**WORK REQUIRED**
Repeat the lines below exactly as they appear, but leave out the images.

--- --- ---

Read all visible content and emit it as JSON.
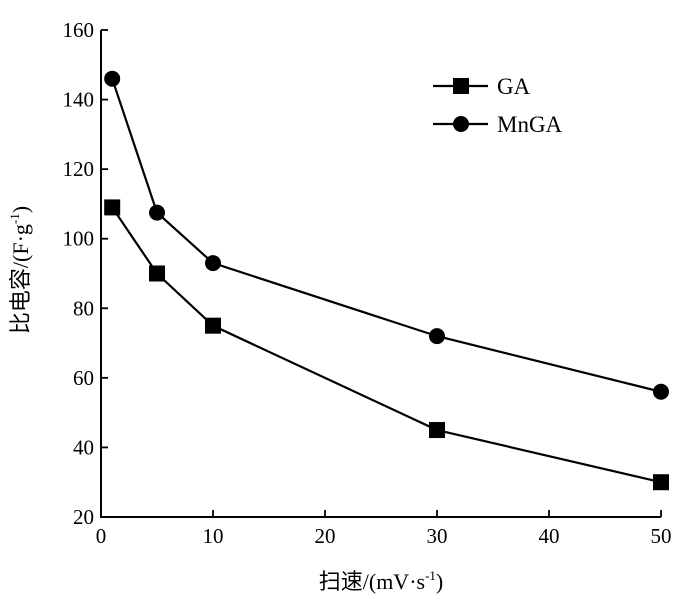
{
  "chart_data": {
    "type": "line",
    "xlabel": "扫速/(mV·s",
    "xlabel_sup": "-1",
    "xlabel_close": ")",
    "ylabel": "比电容/(F·g",
    "ylabel_sup": "-1",
    "ylabel_close": ")",
    "xlim": [
      0,
      50
    ],
    "ylim": [
      20,
      160
    ],
    "xticks": [
      0,
      10,
      20,
      30,
      40,
      50
    ],
    "yticks": [
      20,
      40,
      60,
      80,
      100,
      120,
      140,
      160
    ],
    "legend_position": "top-right",
    "series": [
      {
        "name": "GA",
        "marker": "square",
        "x": [
          1,
          5,
          10,
          30,
          50
        ],
        "y": [
          109,
          90,
          75,
          45,
          30
        ]
      },
      {
        "name": "MnGA",
        "marker": "circle",
        "x": [
          1,
          5,
          10,
          30,
          50
        ],
        "y": [
          146,
          107.5,
          93,
          72,
          56
        ]
      }
    ]
  }
}
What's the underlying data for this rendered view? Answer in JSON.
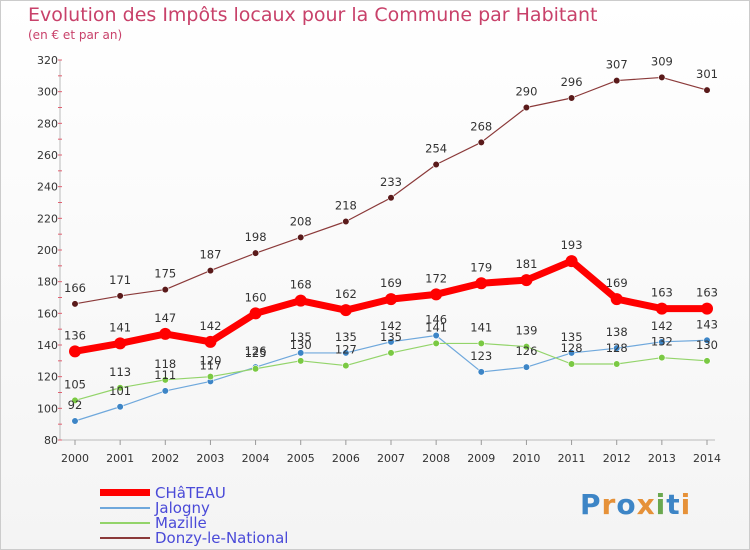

--- --- ---

**RESPONSE**
Read all visible content and emit it as JSON.
{
  "chart_data": {
    "type": "line",
    "xlabel": "扫速/(mV·s",
    "xlabel_sup": "-1",
    "xlabel_close": ")",
    "ylabel": "比电容/(F·g",
    "ylabel_sup": "-1",
    "ylabel_close": ")",
    "xlim": [
      0,
      50
    ],
    "ylim": [
      20,
      160
    ],
    "xticks": [
      0,
      10,
      20,
      30,
      40,
      50
    ],
    "yticks": [
      20,
      40,
      60,
      80,
      100,
      120,
      140,
      160
    ],
    "legend_position": "top-right",
    "series": [
      {
        "name": "GA",
        "marker": "square",
        "x": [
          1,
          5,
          10,
          30,
          50
        ],
        "y": [
          109,
          90,
          75,
          45,
          30
        ]
      },
      {
        "name": "MnGA",
        "marker": "circle",
        "x": [
          1,
          5,
          10,
          30,
          50
        ],
        "y": [
          146,
          107.5,
          93,
          72,
          56
        ]
      }
    ]
  }
}
What's the underlying data for this rendered view? Answer in JSON.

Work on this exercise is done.